__GIVEN TASK__. Report only how many lines hold the word "缓慢的特点".

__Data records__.
- - - - -
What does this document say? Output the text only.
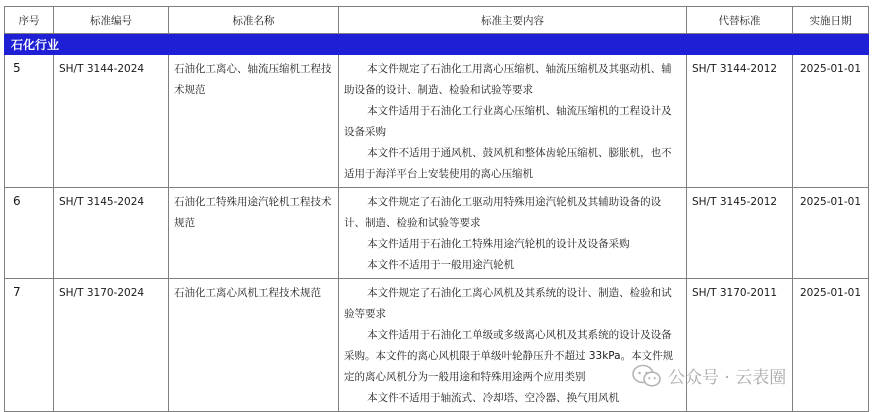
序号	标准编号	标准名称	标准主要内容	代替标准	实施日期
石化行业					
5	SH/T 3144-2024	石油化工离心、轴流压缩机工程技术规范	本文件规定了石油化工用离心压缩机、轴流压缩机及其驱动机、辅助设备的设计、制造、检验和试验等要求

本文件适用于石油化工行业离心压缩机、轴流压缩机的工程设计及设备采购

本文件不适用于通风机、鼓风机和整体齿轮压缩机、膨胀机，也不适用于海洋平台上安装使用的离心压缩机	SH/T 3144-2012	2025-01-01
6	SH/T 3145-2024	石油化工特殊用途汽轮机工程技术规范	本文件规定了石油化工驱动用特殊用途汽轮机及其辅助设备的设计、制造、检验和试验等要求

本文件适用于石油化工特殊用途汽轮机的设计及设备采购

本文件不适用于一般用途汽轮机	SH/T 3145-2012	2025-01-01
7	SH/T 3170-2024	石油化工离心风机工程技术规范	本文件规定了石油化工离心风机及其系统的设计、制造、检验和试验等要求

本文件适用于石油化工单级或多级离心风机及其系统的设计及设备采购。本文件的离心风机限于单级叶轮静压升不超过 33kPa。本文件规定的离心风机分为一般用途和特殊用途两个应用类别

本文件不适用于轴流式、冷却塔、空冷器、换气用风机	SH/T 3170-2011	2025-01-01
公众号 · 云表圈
- - - - -
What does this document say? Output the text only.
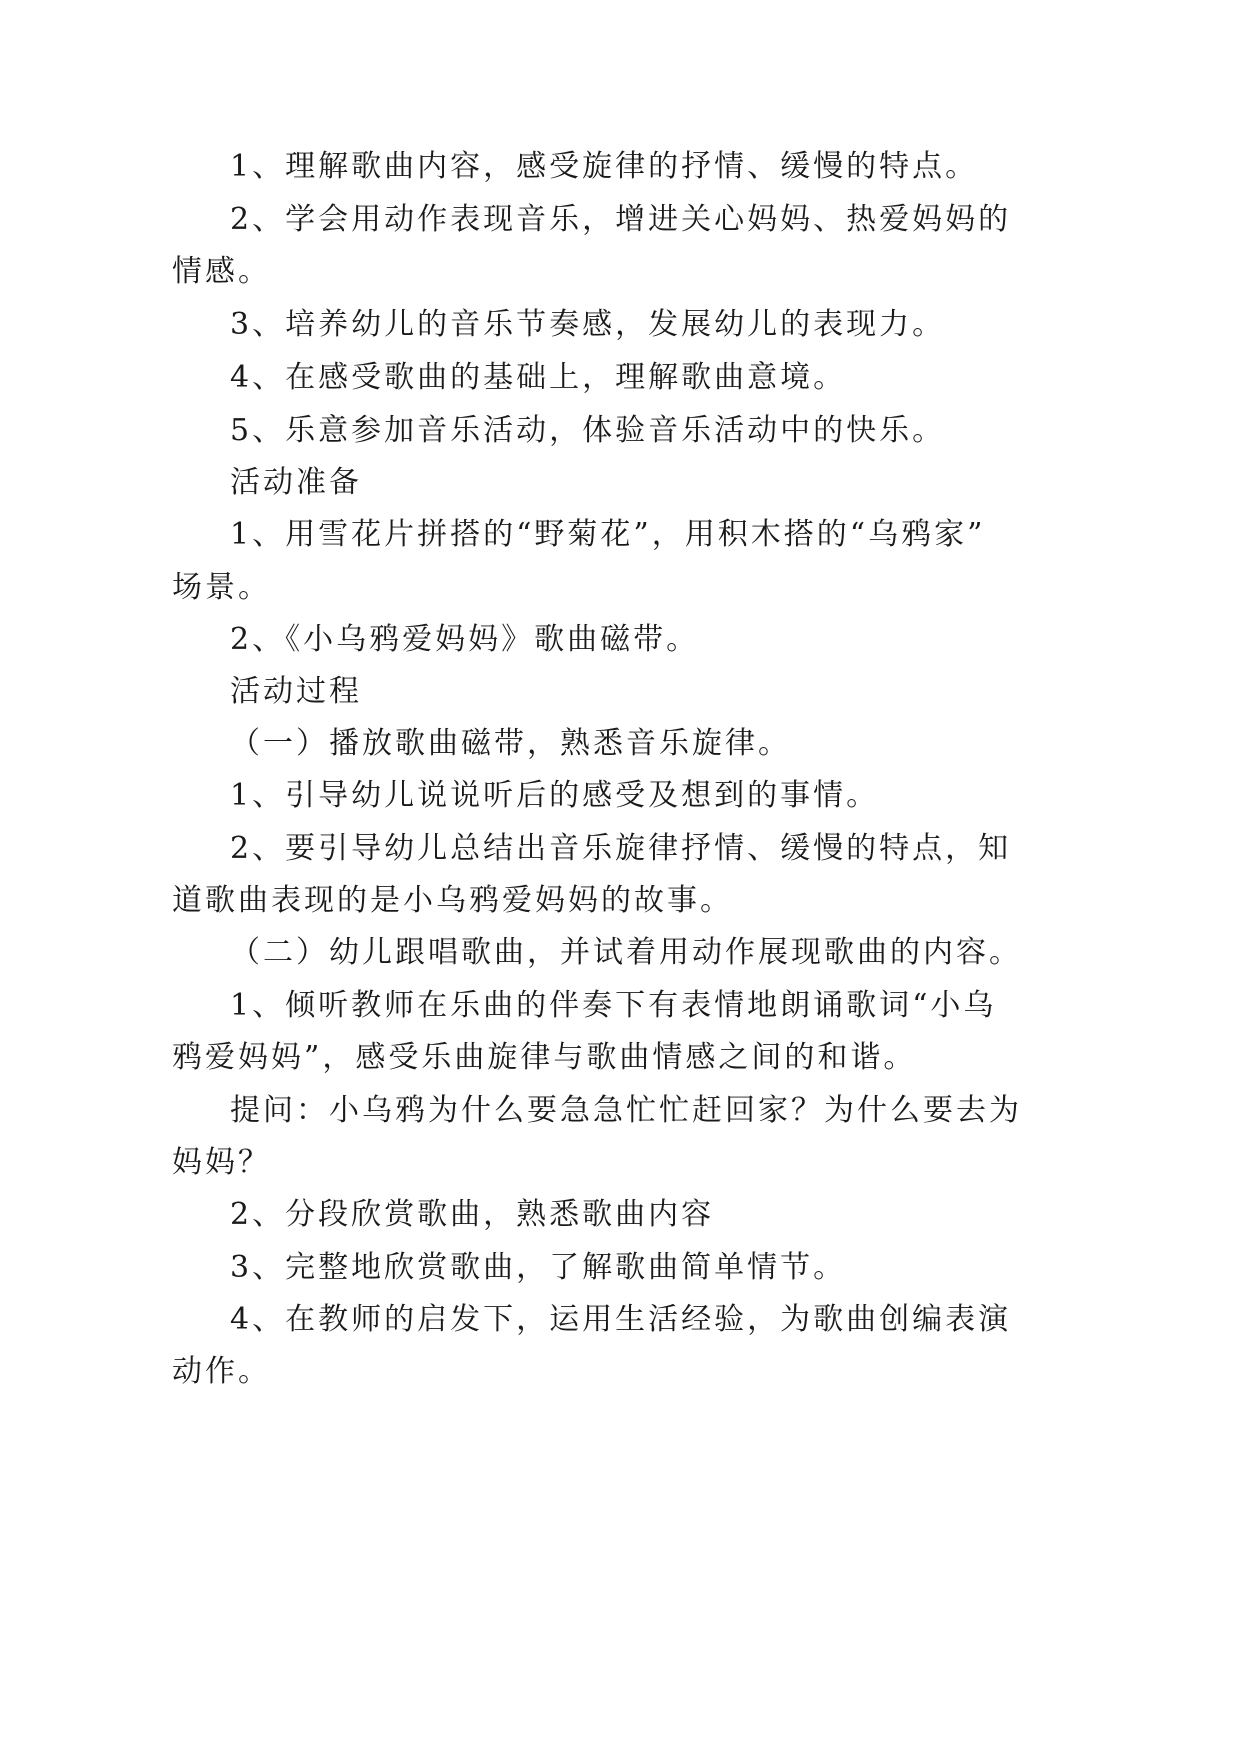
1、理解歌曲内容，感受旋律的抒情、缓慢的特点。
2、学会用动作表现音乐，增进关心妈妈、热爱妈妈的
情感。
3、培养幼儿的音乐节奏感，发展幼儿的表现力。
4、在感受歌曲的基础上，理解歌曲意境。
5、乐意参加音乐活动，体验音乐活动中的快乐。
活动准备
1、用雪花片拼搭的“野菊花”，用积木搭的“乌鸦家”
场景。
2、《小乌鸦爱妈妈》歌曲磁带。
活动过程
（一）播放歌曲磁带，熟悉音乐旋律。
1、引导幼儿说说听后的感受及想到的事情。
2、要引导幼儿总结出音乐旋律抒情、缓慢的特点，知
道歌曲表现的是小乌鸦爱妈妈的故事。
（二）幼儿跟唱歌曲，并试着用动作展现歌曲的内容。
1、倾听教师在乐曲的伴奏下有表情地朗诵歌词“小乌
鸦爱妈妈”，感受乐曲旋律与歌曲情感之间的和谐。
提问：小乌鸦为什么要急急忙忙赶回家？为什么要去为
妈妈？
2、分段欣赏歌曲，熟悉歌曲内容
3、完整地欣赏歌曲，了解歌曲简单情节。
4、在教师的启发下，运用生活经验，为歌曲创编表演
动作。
- - - - -
__RESULT BELOW__. 2